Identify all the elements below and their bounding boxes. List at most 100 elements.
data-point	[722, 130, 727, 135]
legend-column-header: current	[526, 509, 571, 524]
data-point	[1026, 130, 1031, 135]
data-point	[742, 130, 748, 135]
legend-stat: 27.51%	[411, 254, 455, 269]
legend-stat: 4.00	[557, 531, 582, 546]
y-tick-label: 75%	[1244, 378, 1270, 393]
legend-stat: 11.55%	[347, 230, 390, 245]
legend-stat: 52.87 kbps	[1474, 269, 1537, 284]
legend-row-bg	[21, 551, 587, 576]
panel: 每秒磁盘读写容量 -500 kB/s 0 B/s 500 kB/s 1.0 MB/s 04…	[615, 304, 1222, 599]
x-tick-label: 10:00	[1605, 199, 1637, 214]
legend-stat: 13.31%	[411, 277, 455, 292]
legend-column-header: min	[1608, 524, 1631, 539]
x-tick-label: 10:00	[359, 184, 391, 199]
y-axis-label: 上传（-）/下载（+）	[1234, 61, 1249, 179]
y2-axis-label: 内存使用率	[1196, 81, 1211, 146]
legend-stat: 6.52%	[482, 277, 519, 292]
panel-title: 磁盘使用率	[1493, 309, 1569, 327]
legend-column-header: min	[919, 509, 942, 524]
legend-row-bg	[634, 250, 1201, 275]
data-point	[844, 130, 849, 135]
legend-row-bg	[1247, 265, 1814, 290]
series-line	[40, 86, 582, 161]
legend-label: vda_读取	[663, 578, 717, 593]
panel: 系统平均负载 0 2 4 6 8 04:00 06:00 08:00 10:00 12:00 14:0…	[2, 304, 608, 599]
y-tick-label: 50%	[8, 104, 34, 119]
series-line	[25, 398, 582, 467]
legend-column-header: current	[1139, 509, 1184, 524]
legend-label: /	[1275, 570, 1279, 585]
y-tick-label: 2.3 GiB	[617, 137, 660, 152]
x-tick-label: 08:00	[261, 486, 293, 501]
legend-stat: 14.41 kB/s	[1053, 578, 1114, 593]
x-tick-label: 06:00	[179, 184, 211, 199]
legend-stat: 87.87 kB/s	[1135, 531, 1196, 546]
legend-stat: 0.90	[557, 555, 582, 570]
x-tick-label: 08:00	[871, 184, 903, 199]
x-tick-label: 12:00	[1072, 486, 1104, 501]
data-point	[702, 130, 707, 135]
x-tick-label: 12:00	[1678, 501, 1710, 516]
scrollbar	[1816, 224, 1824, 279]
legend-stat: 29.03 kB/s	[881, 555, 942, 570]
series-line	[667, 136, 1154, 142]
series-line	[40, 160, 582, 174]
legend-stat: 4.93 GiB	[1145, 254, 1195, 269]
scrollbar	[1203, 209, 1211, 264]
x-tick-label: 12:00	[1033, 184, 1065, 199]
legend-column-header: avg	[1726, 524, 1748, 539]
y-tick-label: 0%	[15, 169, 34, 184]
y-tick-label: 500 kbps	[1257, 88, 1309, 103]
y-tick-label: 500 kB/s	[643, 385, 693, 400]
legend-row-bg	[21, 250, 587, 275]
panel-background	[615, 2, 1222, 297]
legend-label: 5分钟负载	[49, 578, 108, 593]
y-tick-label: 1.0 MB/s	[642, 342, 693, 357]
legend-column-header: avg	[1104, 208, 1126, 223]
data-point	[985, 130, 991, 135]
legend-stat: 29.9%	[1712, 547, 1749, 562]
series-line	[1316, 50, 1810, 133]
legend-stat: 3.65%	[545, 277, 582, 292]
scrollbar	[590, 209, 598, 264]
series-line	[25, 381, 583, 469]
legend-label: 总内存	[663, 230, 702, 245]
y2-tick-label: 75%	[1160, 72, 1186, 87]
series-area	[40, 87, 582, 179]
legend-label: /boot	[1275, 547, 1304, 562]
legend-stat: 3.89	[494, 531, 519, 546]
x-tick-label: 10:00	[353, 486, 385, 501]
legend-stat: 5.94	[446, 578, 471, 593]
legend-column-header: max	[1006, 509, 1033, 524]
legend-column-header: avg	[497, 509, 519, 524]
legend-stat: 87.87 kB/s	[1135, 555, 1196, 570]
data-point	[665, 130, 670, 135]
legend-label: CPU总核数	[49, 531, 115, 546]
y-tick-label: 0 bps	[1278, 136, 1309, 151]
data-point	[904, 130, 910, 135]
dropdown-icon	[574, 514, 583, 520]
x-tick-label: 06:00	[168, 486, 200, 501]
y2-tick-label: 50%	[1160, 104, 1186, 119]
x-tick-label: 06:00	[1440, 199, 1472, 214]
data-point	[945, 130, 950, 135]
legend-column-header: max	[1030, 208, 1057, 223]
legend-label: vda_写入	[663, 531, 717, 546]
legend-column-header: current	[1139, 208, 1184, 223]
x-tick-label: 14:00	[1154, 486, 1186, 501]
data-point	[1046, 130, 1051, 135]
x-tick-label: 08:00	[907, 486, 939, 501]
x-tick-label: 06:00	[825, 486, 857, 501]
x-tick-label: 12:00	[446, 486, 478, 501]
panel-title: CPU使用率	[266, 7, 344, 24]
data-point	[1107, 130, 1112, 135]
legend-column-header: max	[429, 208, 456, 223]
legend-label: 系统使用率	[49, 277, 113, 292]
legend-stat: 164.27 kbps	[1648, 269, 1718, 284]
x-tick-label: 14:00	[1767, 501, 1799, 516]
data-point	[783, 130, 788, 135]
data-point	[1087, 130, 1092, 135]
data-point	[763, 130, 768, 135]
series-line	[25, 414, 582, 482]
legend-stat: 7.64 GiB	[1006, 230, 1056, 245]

_Goal of the exercise_
Rewrite the records above, swapping "legend-stat" for "legend-value" throughout and leaving everything else unchanged.

_Solved exercise_
Identify all the elements below and their bounding boxes. List at most 100 elements.
data-point	[722, 130, 727, 135]
legend-column-header: current	[526, 509, 571, 524]
data-point	[1026, 130, 1031, 135]
data-point	[742, 130, 748, 135]
legend-value: 27.51%	[411, 254, 455, 269]
legend-value: 4.00	[557, 531, 582, 546]
y-tick-label: 75%	[1244, 378, 1270, 393]
legend-value: 11.55%	[347, 230, 390, 245]
legend-value: 52.87 kbps	[1474, 269, 1537, 284]
legend-row-bg	[21, 551, 587, 576]
panel: 每秒磁盘读写容量 -500 kB/s 0 B/s 500 kB/s 1.0 MB/s 04…	[615, 304, 1222, 599]
x-tick-label: 10:00	[1605, 199, 1637, 214]
legend-value: 13.31%	[411, 277, 455, 292]
legend-column-header: min	[1608, 524, 1631, 539]
x-tick-label: 10:00	[359, 184, 391, 199]
y-axis-label: 上传（-）/下载（+）	[1234, 61, 1249, 179]
y2-axis-label: 内存使用率	[1196, 81, 1211, 146]
legend-value: 6.52%	[482, 277, 519, 292]
panel-title: 磁盘使用率	[1493, 309, 1569, 327]
legend-column-header: min	[919, 509, 942, 524]
legend-row-bg	[634, 250, 1201, 275]
data-point	[844, 130, 849, 135]
legend-row-bg	[1247, 265, 1814, 290]
series-line	[40, 86, 582, 161]
legend-label: vda_读取	[663, 578, 717, 593]
panel: 系统平均负载 0 2 4 6 8 04:00 06:00 08:00 10:00 12:00 14:0…	[2, 304, 608, 599]
y-tick-label: 50%	[8, 104, 34, 119]
series-line	[25, 398, 582, 467]
legend-column-header: current	[1139, 509, 1184, 524]
legend-label: /	[1275, 570, 1279, 585]
y-tick-label: 2.3 GiB	[617, 137, 660, 152]
x-tick-label: 08:00	[261, 486, 293, 501]
legend-value: 14.41 kB/s	[1053, 578, 1114, 593]
x-tick-label: 06:00	[179, 184, 211, 199]
legend-value: 87.87 kB/s	[1135, 531, 1196, 546]
legend-value: 0.90	[557, 555, 582, 570]
x-tick-label: 08:00	[871, 184, 903, 199]
x-tick-label: 12:00	[1072, 486, 1104, 501]
data-point	[702, 130, 707, 135]
x-tick-label: 12:00	[1678, 501, 1710, 516]
scrollbar	[1816, 224, 1824, 279]
legend-value: 29.03 kB/s	[881, 555, 942, 570]
series-line	[667, 136, 1154, 142]
series-line	[40, 160, 582, 174]
legend-value: 4.93 GiB	[1145, 254, 1195, 269]
scrollbar	[1203, 209, 1211, 264]
x-tick-label: 12:00	[1033, 184, 1065, 199]
legend-column-header: avg	[1726, 524, 1748, 539]
y-tick-label: 0%	[15, 169, 34, 184]
y-tick-label: 500 kbps	[1257, 88, 1309, 103]
y-tick-label: 500 kB/s	[643, 385, 693, 400]
legend-row-bg	[21, 250, 587, 275]
panel-background	[615, 2, 1222, 297]
legend-label: 5分钟负载	[49, 578, 108, 593]
y-tick-label: 1.0 MB/s	[642, 342, 693, 357]
legend-column-header: avg	[1104, 208, 1126, 223]
data-point	[985, 130, 991, 135]
legend-value: 29.9%	[1712, 547, 1749, 562]
series-line	[1316, 50, 1810, 133]
legend-value: 3.65%	[545, 277, 582, 292]
scrollbar	[590, 209, 598, 264]
series-line	[25, 381, 583, 469]
legend-label: 总内存	[663, 230, 702, 245]
y2-tick-label: 75%	[1160, 72, 1186, 87]
series-area	[40, 87, 582, 179]
legend-label: /boot	[1275, 547, 1304, 562]
legend-value: 3.89	[494, 531, 519, 546]
x-tick-label: 10:00	[353, 486, 385, 501]
legend-value: 5.94	[446, 578, 471, 593]
legend-column-header: max	[1006, 509, 1033, 524]
legend-column-header: avg	[497, 509, 519, 524]
legend-value: 87.87 kB/s	[1135, 555, 1196, 570]
data-point	[665, 130, 670, 135]
legend-label: CPU总核数	[49, 531, 115, 546]
y-tick-label: 0 bps	[1278, 136, 1309, 151]
data-point	[904, 130, 910, 135]
dropdown-icon	[574, 514, 583, 520]
x-tick-label: 06:00	[168, 486, 200, 501]
y2-tick-label: 50%	[1160, 104, 1186, 119]
x-tick-label: 06:00	[1440, 199, 1472, 214]
data-point	[945, 130, 950, 135]
legend-column-header: max	[1030, 208, 1057, 223]
legend-label: vda_写入	[663, 531, 717, 546]
legend-column-header: current	[1139, 208, 1184, 223]
x-tick-label: 14:00	[1154, 486, 1186, 501]
data-point	[1046, 130, 1051, 135]
x-tick-label: 08:00	[907, 486, 939, 501]
x-tick-label: 06:00	[825, 486, 857, 501]
x-tick-label: 12:00	[446, 486, 478, 501]
panel-title: CPU使用率	[266, 7, 344, 24]
data-point	[1107, 130, 1112, 135]
legend-column-header: max	[429, 208, 456, 223]
legend-label: 系统使用率	[49, 277, 113, 292]
legend-value: 164.27 kbps	[1648, 269, 1718, 284]
x-tick-label: 14:00	[1767, 501, 1799, 516]
data-point	[783, 130, 788, 135]
data-point	[1087, 130, 1092, 135]
data-point	[763, 130, 768, 135]
series-line	[25, 414, 582, 482]
legend-value: 7.64 GiB	[1006, 230, 1056, 245]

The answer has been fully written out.